● Written instruction: Gather up the lines that contain "expanded".
= = =
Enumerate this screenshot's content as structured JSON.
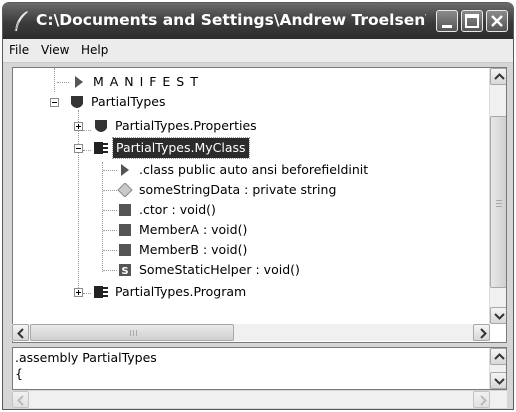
{
  "window": {
    "title": "C:\\Documents and Settings\\Andrew Troelsen\\M...",
    "title_icon": "feather-quill-icon"
  },
  "menu": {
    "items": [
      "File",
      "View",
      "Help"
    ]
  },
  "tree": {
    "nodes": [
      {
        "label": "M A N I F E S T",
        "icon": "arrow-right-icon"
      },
      {
        "label": "PartialTypes",
        "icon": "namespace-shield-icon",
        "expanded": true
      },
      {
        "label": "PartialTypes.Properties",
        "icon": "namespace-shield-icon",
        "expanded": false
      },
      {
        "label": "PartialTypes.MyClass",
        "icon": "class-icon",
        "expanded": true,
        "selected": true
      },
      {
        "label": ".class public auto ansi beforefieldinit",
        "icon": "arrow-right-icon"
      },
      {
        "label": "someStringData : private string",
        "icon": "field-diamond-icon"
      },
      {
        "label": ".ctor : void()",
        "icon": "method-square-icon"
      },
      {
        "label": "MemberA : void()",
        "icon": "method-square-icon"
      },
      {
        "label": "MemberB : void()",
        "icon": "method-square-icon"
      },
      {
        "label": "SomeStaticHelper : void()",
        "icon": "static-method-icon"
      },
      {
        "label": "PartialTypes.Program",
        "icon": "class-icon",
        "expanded": false
      }
    ]
  },
  "detail": {
    "lines": [
      ".assembly PartialTypes",
      "{"
    ]
  },
  "colors": {
    "titlebar": "#3b3b3b",
    "selection": "#2b2b2b",
    "window_bg": "#d6d6d6"
  }
}
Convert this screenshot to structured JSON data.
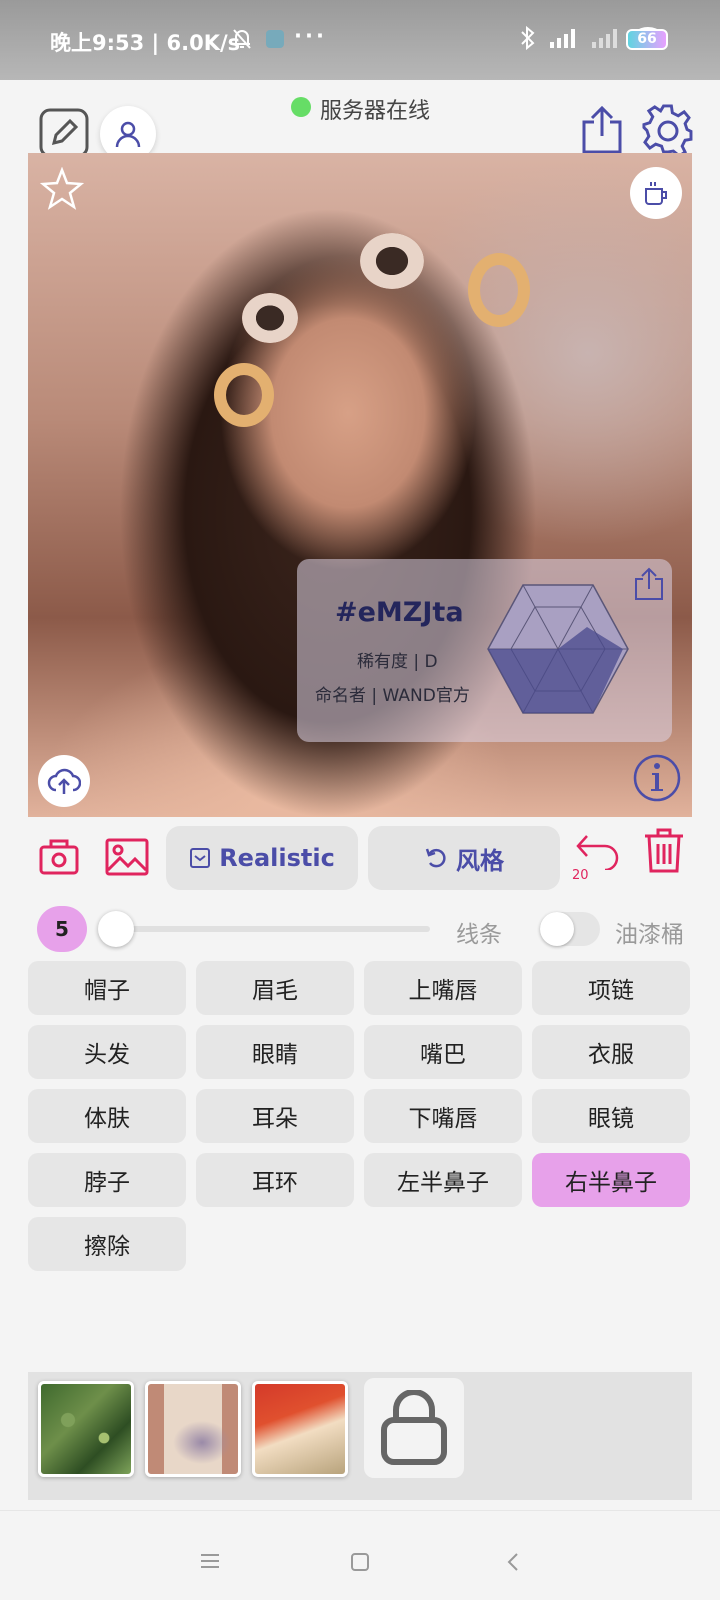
{
  "status_bar": {
    "time_speed": "晚上9:53 | 6.0K/s",
    "more": "···",
    "battery": "66"
  },
  "header": {
    "server_status": "服务器在线",
    "status_color": "#66dd66"
  },
  "card": {
    "tag": "#eMZJta",
    "rarity": "稀有度 | D",
    "namer": "命名者 | WAND官方"
  },
  "toolbar": {
    "realistic_label": "Realistic",
    "style_label": "风格",
    "undo_count": "20"
  },
  "brush": {
    "size": "5",
    "slider_fraction": 0.0,
    "line_label": "线条",
    "bucket_label": "油漆桶",
    "bucket_enabled": false
  },
  "parts": [
    {
      "label": "帽子",
      "selected": false
    },
    {
      "label": "眉毛",
      "selected": false
    },
    {
      "label": "上嘴唇",
      "selected": false
    },
    {
      "label": "项链",
      "selected": false
    },
    {
      "label": "头发",
      "selected": false
    },
    {
      "label": "眼睛",
      "selected": false
    },
    {
      "label": "嘴巴",
      "selected": false
    },
    {
      "label": "衣服",
      "selected": false
    },
    {
      "label": "体肤",
      "selected": false
    },
    {
      "label": "耳朵",
      "selected": false
    },
    {
      "label": "下嘴唇",
      "selected": false
    },
    {
      "label": "眼镜",
      "selected": false
    },
    {
      "label": "脖子",
      "selected": false
    },
    {
      "label": "耳环",
      "selected": false
    },
    {
      "label": "左半鼻子",
      "selected": false
    },
    {
      "label": "右半鼻子",
      "selected": true
    },
    {
      "label": "擦除",
      "selected": false
    }
  ],
  "colors": {
    "accent": "#e0245e",
    "primary": "#4b4da8",
    "selected": "#e7a1ea"
  }
}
= = =
● Response:
        "expanded": true
        "expanded": false
        "expanded": true,
        "expanded": false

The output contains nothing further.